→ The task:
Repeat the material exactly, every line of it.

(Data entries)
* Begin *

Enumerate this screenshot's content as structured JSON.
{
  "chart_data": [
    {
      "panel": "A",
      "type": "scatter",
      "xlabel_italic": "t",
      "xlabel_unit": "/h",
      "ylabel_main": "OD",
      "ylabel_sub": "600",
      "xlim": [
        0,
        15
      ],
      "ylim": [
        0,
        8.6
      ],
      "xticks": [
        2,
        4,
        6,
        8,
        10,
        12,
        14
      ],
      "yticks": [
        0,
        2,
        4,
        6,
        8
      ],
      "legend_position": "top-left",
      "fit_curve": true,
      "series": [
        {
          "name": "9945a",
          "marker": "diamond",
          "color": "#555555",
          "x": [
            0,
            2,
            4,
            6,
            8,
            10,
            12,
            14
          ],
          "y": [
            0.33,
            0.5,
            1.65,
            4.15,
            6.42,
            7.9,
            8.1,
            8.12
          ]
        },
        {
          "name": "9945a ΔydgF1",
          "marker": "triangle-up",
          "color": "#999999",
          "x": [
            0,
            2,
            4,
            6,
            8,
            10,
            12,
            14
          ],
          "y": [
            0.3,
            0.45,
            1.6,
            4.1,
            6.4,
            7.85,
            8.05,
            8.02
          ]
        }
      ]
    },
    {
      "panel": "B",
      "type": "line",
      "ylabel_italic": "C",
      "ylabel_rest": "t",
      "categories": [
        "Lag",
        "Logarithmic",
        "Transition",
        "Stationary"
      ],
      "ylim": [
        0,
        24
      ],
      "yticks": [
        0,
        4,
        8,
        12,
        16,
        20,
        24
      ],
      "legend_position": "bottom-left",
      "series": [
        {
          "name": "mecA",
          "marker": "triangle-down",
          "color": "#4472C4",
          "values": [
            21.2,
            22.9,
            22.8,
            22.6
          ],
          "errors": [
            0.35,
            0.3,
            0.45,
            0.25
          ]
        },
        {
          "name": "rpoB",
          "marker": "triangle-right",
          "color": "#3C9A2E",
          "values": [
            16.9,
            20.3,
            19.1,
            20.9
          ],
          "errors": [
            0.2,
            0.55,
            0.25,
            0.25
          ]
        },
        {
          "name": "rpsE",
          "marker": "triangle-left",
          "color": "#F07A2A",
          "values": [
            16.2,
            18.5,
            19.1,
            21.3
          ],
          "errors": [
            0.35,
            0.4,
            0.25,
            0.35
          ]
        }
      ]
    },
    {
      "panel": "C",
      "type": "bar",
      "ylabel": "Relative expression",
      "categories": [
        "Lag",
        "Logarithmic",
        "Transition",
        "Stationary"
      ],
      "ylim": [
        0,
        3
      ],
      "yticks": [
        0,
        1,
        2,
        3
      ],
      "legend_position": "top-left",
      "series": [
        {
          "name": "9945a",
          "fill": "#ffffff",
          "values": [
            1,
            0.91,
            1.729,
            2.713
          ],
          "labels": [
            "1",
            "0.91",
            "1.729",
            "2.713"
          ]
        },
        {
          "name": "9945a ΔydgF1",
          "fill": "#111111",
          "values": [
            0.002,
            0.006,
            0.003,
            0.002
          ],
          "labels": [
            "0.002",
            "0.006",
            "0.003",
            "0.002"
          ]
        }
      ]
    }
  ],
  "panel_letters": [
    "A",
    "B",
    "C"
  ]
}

* End *

→ Answer below:
Enumerate this screenshot's content as structured JSON.
{
  "chart_data": [
    {
      "panel": "A",
      "type": "scatter",
      "xlabel_italic": "t",
      "xlabel_unit": "/h",
      "ylabel_main": "OD",
      "ylabel_sub": "600",
      "xlim": [
        0,
        15
      ],
      "ylim": [
        0,
        8.6
      ],
      "xticks": [
        2,
        4,
        6,
        8,
        10,
        12,
        14
      ],
      "yticks": [
        0,
        2,
        4,
        6,
        8
      ],
      "legend_position": "top-left",
      "fit_curve": true,
      "series": [
        {
          "name": "9945a",
          "marker": "diamond",
          "color": "#555555",
          "x": [
            0,
            2,
            4,
            6,
            8,
            10,
            12,
            14
          ],
          "y": [
            0.33,
            0.5,
            1.65,
            4.15,
            6.42,
            7.9,
            8.1,
            8.12
          ]
        },
        {
          "name": "9945a ΔydgF1",
          "marker": "triangle-up",
          "color": "#999999",
          "x": [
            0,
            2,
            4,
            6,
            8,
            10,
            12,
            14
          ],
          "y": [
            0.3,
            0.45,
            1.6,
            4.1,
            6.4,
            7.85,
            8.05,
            8.02
          ]
        }
      ]
    },
    {
      "panel": "B",
      "type": "line",
      "ylabel_italic": "C",
      "ylabel_rest": "t",
      "categories": [
        "Lag",
        "Logarithmic",
        "Transition",
        "Stationary"
      ],
      "ylim": [
        0,
        24
      ],
      "yticks": [
        0,
        4,
        8,
        12,
        16,
        20,
        24
      ],
      "legend_position": "bottom-left",
      "series": [
        {
          "name": "mecA",
          "marker": "triangle-down",
          "color": "#4472C4",
          "values": [
            21.2,
            22.9,
            22.8,
            22.6
          ],
          "errors": [
            0.35,
            0.3,
            0.45,
            0.25
          ]
        },
        {
          "name": "rpoB",
          "marker": "triangle-right",
          "color": "#3C9A2E",
          "values": [
            16.9,
            20.3,
            19.1,
            20.9
          ],
          "errors": [
            0.2,
            0.55,
            0.25,
            0.25
          ]
        },
        {
          "name": "rpsE",
          "marker": "triangle-left",
          "color": "#F07A2A",
          "values": [
            16.2,
            18.5,
            19.1,
            21.3
          ],
          "errors": [
            0.35,
            0.4,
            0.25,
            0.35
          ]
        }
      ]
    },
    {
      "panel": "C",
      "type": "bar",
      "ylabel": "Relative expression",
      "categories": [
        "Lag",
        "Logarithmic",
        "Transition",
        "Stationary"
      ],
      "ylim": [
        0,
        3
      ],
      "yticks": [
        0,
        1,
        2,
        3
      ],
      "legend_position": "top-left",
      "series": [
        {
          "name": "9945a",
          "fill": "#ffffff",
          "values": [
            1,
            0.91,
            1.729,
            2.713
          ],
          "labels": [
            "1",
            "0.91",
            "1.729",
            "2.713"
          ]
        },
        {
          "name": "9945a ΔydgF1",
          "fill": "#111111",
          "values": [
            0.002,
            0.006,
            0.003,
            0.002
          ],
          "labels": [
            "0.002",
            "0.006",
            "0.003",
            "0.002"
          ]
        }
      ]
    }
  ],
  "panel_letters": [
    "A",
    "B",
    "C"
  ]
}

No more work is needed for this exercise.